WHAT THE TASK ASKS
Gather from the material every line that contains the string "السرقة".

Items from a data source
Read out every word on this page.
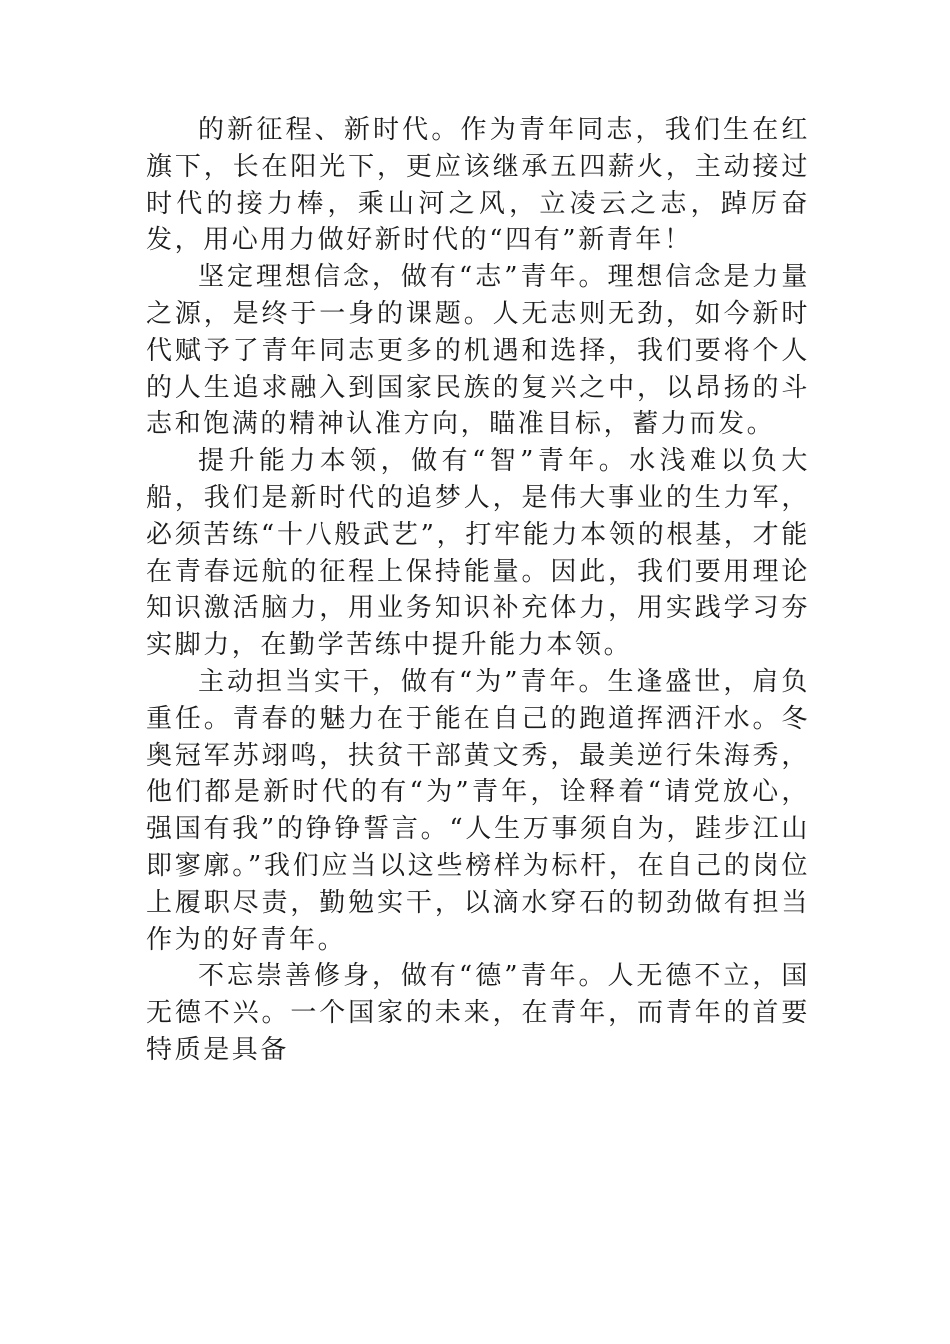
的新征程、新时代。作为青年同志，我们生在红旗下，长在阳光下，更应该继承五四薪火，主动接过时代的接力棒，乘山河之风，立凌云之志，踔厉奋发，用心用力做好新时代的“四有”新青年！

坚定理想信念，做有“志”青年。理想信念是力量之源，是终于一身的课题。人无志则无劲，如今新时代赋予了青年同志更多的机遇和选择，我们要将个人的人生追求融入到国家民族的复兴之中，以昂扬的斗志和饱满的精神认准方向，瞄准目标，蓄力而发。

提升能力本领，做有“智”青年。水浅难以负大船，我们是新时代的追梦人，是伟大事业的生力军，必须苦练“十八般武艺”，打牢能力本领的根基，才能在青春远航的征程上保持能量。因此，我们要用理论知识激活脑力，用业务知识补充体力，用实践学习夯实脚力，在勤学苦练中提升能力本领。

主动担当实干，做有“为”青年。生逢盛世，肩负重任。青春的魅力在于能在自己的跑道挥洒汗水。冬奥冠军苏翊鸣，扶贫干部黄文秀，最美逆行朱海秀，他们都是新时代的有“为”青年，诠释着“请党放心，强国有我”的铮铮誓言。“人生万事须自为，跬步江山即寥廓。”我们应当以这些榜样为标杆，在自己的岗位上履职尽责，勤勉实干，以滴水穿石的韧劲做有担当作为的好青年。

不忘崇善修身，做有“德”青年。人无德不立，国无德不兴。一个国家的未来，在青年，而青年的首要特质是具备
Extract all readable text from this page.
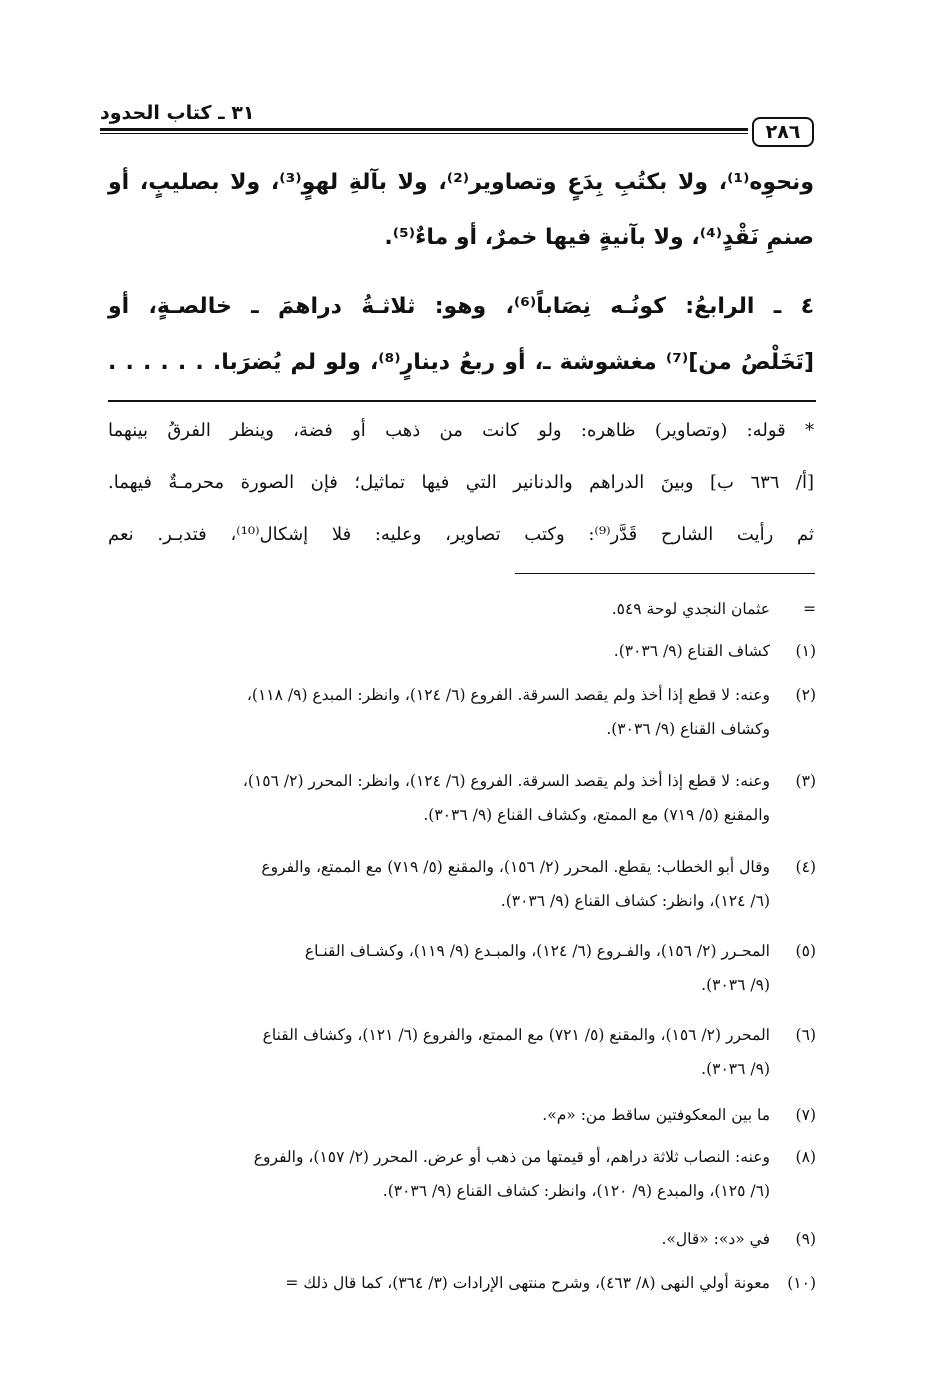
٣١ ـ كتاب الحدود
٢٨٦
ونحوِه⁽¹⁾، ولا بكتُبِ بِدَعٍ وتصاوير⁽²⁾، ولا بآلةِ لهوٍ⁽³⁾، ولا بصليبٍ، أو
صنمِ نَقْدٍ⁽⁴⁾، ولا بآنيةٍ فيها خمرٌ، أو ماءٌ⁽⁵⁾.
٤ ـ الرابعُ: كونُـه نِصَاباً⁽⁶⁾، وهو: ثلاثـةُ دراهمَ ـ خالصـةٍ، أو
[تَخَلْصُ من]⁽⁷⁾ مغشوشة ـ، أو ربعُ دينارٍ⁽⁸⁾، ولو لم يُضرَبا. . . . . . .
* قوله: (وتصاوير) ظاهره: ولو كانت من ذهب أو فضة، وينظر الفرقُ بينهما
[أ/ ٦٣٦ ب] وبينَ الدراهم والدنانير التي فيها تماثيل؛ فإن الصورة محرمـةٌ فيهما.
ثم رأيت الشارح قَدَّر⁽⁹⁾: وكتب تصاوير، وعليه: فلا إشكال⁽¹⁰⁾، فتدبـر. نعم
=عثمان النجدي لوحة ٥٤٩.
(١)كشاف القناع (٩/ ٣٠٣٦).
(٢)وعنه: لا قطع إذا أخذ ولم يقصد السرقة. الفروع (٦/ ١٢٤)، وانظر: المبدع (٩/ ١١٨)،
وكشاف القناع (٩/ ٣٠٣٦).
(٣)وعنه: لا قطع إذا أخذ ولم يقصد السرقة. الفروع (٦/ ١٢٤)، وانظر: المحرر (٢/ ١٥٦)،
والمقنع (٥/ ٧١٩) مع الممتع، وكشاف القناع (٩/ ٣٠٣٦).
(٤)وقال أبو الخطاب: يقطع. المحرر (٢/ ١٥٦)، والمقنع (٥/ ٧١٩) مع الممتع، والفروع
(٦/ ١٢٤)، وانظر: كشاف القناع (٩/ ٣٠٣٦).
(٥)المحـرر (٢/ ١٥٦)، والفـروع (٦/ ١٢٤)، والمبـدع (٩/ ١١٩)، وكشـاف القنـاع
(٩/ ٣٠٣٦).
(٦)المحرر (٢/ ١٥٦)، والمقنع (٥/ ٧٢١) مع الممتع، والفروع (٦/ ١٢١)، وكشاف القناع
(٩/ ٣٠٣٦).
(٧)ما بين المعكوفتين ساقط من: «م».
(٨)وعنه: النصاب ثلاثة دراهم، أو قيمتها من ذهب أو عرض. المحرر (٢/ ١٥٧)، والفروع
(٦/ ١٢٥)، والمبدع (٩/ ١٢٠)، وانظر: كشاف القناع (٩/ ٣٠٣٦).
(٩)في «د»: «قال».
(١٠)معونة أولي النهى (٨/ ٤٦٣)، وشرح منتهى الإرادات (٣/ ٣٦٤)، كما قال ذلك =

RESPONSE FOR THIS EXERCISE
(٢)وعنه: لا قطع إذا أخذ ولم يقصد السرقة. الفروع (٦/ ١٢٤)، وانظر: المبدع (٩/ ١١٨)،
(٣)وعنه: لا قطع إذا أخذ ولم يقصد السرقة. الفروع (٦/ ١٢٤)، وانظر: المحرر (٢/ ١٥٦)،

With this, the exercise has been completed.